• Input for this task:

━━━━━━━━

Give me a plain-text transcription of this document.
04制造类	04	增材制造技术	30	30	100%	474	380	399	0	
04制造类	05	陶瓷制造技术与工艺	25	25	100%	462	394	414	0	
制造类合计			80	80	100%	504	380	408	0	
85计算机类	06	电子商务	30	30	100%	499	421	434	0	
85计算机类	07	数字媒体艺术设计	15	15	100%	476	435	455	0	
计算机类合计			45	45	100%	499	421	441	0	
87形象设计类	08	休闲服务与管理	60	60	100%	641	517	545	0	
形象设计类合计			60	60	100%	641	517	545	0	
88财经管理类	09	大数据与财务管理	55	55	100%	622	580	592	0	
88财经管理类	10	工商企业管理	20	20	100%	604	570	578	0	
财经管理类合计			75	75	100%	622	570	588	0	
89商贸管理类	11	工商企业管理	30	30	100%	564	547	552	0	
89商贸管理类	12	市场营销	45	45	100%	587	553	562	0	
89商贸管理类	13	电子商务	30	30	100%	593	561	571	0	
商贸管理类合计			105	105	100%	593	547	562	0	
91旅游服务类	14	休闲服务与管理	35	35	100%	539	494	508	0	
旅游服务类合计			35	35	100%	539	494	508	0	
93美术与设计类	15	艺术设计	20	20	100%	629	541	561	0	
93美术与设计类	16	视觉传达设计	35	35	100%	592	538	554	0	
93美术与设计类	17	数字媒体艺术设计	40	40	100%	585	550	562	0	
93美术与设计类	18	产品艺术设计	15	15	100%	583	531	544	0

━━━━━━━━

Output each record precisely as given.

• Task answer:
Give me a plain-text transcription of this document.
04制造类	04	增材制造技术	30	30	100%	474	380	399	0	
04制造类	05	陶瓷制造技术与工艺	25	25	100%	462	394	414	0	
制造类合计			80	80	100%	504	380	408	0	
85计算机类	06	电子商务	30	30	100%	499	421	434	0	
85计算机类	07	数字媒体艺术设计	15	15	100%	476	435	455	0	
计算机类合计			45	45	100%	499	421	441	0	
87形象设计类	08	休闲服务与管理	60	60	100%	641	517	545	0	
形象设计类合计			60	60	100%	641	517	545	0	
88财经管理类	09	大数据与财务管理	55	55	100%	622	580	592	0	
88财经管理类	10	工商企业管理	20	20	100%	604	570	578	0	
财经管理类合计			75	75	100%	622	570	588	0	
89商贸管理类	11	工商企业管理	30	30	100%	564	547	552	0	
89商贸管理类	12	市场营销	45	45	100%	587	553	562	0	
89商贸管理类	13	电子商务	30	30	100%	593	561	571	0	
商贸管理类合计			105	105	100%	593	547	562	0	
91旅游服务类	14	休闲服务与管理	35	35	100%	539	494	508	0	
旅游服务类合计			35	35	100%	539	494	508	0	
93美术与设计类	15	艺术设计	20	20	100%	629	541	561	0	
93美术与设计类	16	视觉传达设计	35	35	100%	592	538	554	0	
93美术与设计类	17	数字媒体艺术设计	40	40	100%	585	550	562	0	
93美术与设计类	18	产品艺术设计	15	15	100%	583	531	544	0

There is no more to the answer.